##### Supplied entries #####
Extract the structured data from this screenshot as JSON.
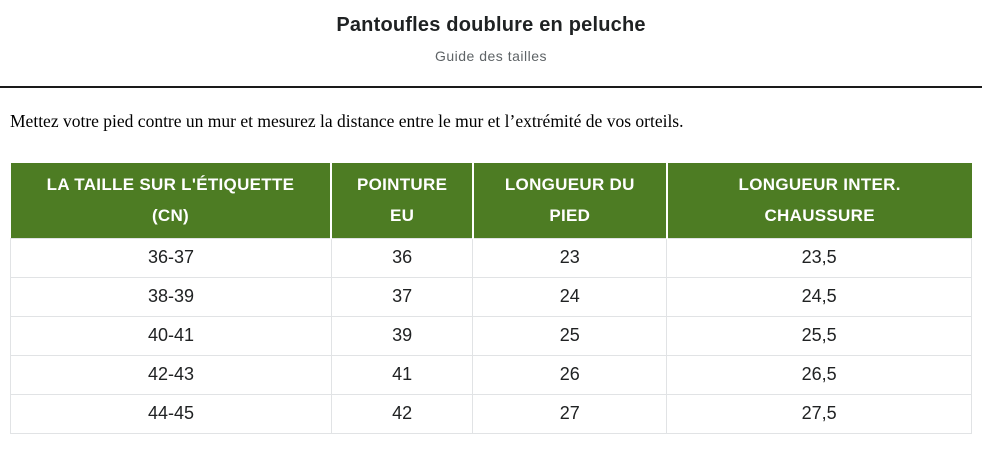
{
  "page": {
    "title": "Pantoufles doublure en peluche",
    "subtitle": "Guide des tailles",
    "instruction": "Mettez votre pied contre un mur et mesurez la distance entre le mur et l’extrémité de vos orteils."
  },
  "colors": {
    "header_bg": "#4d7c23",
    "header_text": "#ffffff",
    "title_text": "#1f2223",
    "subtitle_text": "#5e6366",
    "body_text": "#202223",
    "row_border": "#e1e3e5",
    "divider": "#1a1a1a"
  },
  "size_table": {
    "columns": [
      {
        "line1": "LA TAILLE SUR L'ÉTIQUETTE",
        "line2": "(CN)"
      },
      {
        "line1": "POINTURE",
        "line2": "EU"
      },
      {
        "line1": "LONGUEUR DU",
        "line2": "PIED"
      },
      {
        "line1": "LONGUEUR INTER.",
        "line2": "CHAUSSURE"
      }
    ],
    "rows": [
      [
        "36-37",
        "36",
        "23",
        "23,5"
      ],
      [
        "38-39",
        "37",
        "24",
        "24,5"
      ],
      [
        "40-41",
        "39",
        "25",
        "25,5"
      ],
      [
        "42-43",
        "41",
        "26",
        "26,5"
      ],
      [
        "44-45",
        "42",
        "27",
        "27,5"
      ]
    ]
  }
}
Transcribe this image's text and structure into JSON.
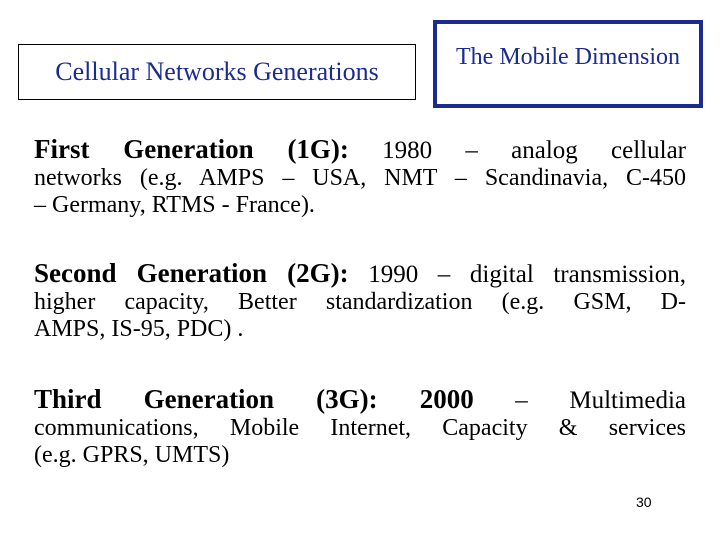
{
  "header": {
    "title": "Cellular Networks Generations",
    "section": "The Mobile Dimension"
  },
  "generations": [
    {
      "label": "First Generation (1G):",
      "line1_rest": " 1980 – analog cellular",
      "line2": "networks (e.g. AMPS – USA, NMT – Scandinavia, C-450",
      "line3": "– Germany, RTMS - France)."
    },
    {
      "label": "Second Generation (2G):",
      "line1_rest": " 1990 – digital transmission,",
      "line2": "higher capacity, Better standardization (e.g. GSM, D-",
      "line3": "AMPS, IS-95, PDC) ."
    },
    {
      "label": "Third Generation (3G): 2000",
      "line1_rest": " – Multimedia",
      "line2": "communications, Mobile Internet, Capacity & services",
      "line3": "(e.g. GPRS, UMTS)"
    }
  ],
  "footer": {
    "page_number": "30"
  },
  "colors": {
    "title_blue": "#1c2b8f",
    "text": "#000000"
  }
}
#####
##### Supplied entries #####
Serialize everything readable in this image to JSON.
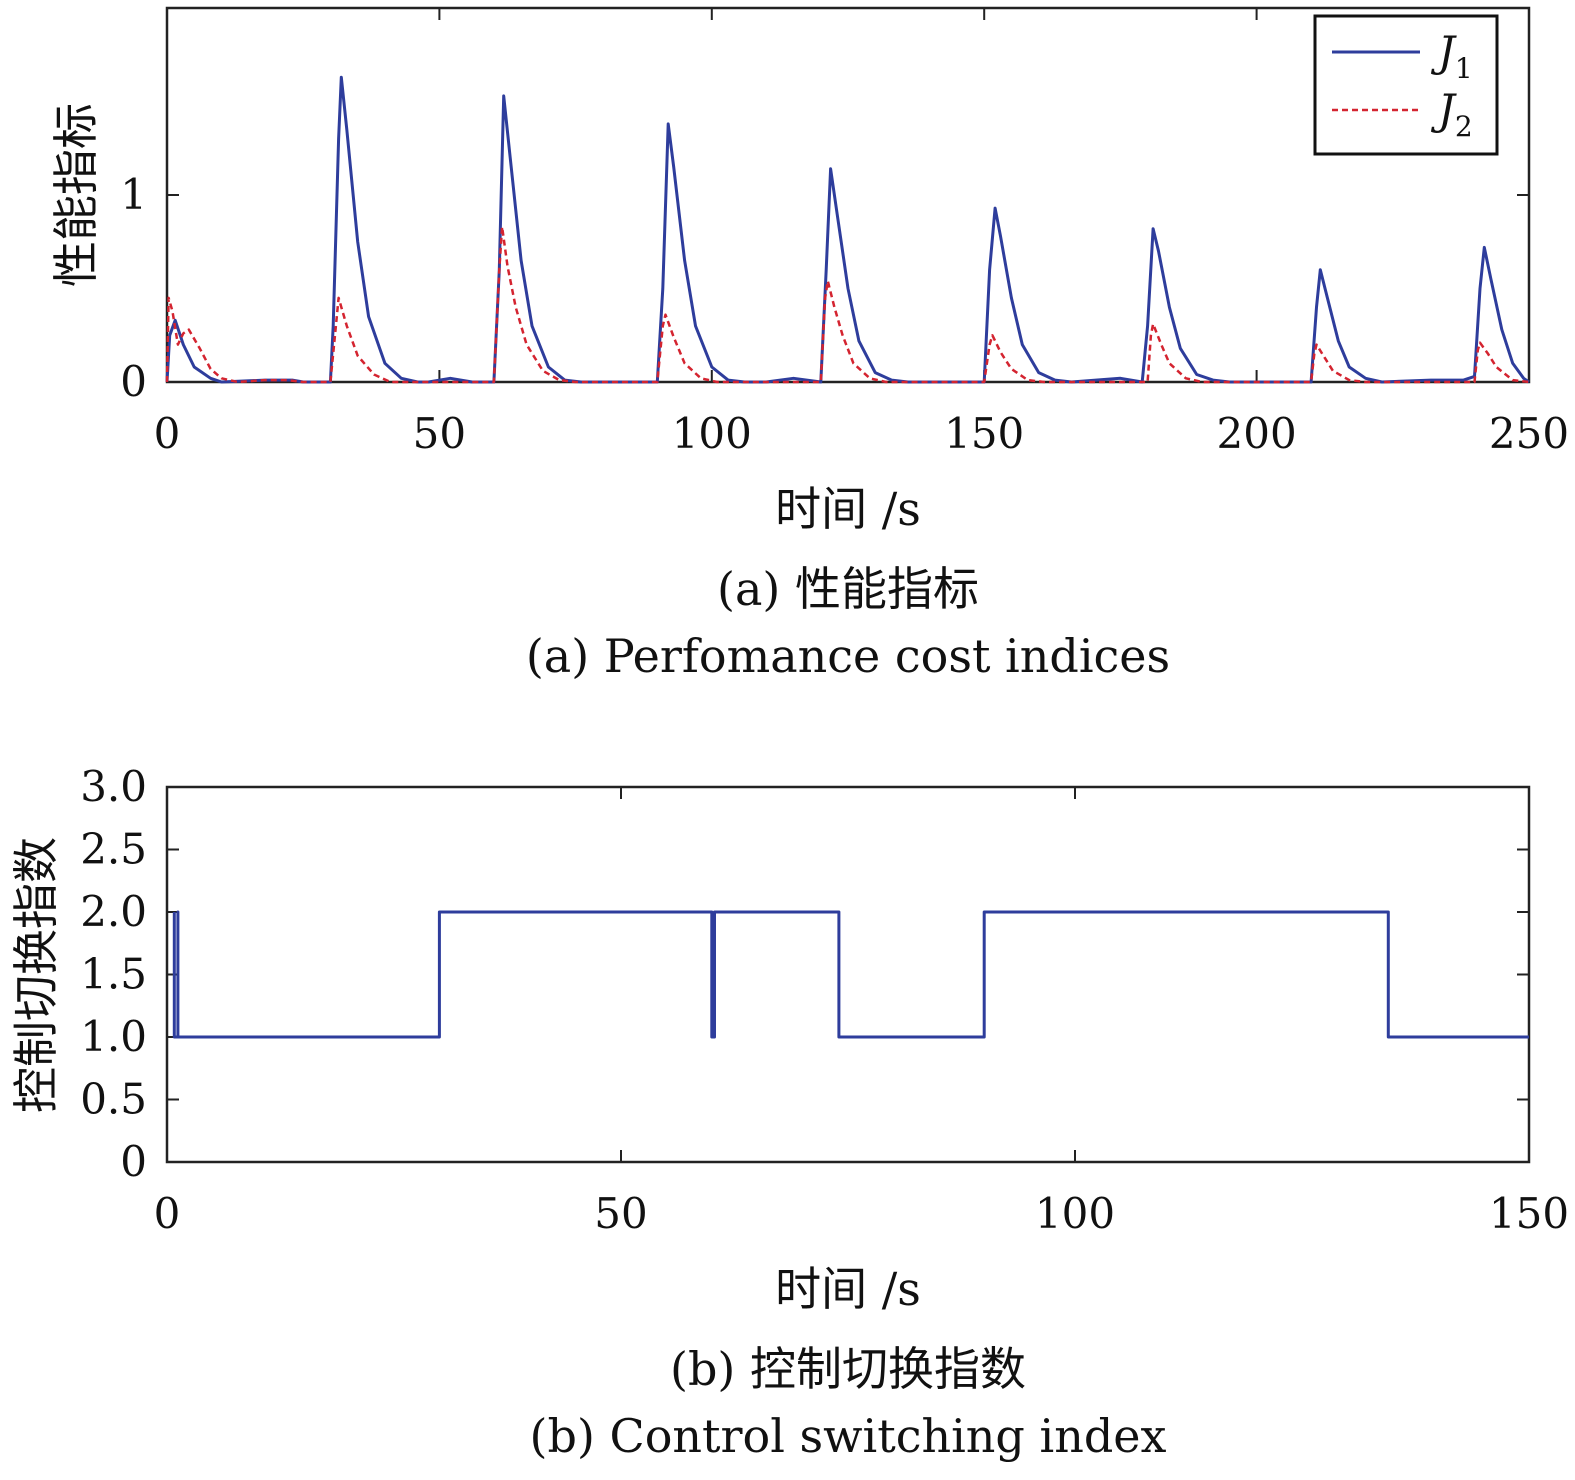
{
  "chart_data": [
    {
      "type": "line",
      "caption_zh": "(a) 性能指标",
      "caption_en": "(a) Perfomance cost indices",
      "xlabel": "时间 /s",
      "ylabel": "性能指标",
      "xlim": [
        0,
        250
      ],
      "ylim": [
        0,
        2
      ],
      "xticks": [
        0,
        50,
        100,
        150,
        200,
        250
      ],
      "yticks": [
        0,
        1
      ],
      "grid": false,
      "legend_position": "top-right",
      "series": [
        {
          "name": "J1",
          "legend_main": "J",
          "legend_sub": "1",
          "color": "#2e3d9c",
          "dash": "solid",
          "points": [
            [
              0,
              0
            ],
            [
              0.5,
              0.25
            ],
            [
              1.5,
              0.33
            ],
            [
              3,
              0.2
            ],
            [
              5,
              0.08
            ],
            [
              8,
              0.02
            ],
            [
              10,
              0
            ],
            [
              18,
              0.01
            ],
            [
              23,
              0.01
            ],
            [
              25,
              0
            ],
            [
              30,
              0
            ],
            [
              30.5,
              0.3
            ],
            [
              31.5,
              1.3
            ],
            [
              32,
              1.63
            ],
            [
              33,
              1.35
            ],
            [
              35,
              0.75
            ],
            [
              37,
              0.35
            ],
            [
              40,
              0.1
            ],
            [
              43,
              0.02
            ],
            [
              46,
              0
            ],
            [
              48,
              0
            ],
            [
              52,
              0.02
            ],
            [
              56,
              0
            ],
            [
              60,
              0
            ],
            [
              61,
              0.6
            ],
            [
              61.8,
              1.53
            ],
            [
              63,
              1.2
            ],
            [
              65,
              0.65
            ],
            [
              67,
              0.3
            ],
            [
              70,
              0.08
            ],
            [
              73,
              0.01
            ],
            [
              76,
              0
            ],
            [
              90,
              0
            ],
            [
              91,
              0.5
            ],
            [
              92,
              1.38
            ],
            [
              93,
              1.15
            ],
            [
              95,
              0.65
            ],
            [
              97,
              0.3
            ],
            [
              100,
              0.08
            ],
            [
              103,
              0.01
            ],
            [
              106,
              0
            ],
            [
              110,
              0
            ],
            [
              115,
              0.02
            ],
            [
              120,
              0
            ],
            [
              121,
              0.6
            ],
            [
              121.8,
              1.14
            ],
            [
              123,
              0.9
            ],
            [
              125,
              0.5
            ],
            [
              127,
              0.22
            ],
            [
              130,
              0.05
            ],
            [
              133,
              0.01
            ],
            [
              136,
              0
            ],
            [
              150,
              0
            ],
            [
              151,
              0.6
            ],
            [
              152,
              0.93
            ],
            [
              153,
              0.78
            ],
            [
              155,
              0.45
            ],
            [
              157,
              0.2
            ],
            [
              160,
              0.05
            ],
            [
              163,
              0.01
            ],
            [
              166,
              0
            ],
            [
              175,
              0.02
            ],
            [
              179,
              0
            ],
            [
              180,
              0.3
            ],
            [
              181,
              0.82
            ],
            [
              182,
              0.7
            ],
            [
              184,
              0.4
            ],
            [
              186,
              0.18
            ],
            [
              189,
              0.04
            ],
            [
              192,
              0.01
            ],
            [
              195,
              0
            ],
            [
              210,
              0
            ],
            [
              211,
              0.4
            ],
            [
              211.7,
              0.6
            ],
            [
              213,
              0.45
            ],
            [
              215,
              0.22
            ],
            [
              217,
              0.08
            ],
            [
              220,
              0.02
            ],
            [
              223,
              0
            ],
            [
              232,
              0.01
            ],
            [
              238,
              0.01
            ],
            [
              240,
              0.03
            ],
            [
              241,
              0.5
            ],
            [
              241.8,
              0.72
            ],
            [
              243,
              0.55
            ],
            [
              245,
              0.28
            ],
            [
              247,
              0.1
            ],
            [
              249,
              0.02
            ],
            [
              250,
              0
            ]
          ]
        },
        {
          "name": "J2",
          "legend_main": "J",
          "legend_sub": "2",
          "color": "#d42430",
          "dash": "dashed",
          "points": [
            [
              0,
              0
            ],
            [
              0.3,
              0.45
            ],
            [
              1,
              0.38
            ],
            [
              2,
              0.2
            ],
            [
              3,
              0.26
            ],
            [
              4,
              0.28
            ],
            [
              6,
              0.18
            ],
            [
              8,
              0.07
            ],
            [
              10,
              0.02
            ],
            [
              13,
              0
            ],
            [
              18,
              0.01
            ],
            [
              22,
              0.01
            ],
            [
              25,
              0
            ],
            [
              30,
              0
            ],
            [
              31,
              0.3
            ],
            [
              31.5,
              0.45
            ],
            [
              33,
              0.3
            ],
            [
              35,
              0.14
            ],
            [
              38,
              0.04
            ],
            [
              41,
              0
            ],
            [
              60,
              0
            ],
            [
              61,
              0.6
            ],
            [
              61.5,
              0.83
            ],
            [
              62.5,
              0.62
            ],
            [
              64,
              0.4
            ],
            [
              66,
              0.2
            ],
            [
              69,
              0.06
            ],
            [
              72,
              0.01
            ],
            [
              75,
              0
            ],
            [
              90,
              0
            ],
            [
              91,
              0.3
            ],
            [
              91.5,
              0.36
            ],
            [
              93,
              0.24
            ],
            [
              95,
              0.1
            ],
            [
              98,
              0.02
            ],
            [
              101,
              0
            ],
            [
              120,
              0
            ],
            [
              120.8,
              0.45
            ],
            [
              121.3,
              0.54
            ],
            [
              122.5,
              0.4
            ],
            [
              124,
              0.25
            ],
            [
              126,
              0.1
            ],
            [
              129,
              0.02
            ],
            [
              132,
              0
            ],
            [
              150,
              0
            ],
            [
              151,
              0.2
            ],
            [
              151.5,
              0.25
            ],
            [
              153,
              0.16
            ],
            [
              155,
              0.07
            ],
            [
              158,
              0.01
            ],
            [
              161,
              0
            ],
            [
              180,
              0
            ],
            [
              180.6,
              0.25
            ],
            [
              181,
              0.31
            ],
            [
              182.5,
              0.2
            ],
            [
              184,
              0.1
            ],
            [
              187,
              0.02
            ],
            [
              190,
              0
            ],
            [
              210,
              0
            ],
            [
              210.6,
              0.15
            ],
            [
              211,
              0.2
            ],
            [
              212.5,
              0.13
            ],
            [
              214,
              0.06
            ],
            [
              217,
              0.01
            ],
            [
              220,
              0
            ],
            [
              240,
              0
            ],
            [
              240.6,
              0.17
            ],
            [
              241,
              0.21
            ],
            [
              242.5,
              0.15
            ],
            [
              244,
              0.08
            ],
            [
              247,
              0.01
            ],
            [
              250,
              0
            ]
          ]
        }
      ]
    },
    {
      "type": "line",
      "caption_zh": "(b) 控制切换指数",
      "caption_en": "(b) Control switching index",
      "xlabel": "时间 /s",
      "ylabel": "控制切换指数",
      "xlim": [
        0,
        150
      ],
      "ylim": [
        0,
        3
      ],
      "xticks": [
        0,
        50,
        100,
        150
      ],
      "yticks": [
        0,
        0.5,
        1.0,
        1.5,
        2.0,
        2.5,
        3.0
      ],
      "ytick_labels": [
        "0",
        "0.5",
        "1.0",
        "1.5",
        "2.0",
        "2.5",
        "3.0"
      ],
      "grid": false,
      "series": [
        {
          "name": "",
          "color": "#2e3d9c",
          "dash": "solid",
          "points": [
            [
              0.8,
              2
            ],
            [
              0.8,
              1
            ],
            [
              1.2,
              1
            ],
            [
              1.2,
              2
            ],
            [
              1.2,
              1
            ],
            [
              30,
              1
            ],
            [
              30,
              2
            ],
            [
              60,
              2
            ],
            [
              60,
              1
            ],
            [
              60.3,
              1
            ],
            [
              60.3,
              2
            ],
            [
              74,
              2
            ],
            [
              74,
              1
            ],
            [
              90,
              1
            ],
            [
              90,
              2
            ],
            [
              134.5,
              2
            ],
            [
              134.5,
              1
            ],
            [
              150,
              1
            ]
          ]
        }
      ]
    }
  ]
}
#####
▶ _Do this_
Work through the records line by line and tally those holding "AMPS". Reply with the number alone.

▶ _Solution_
2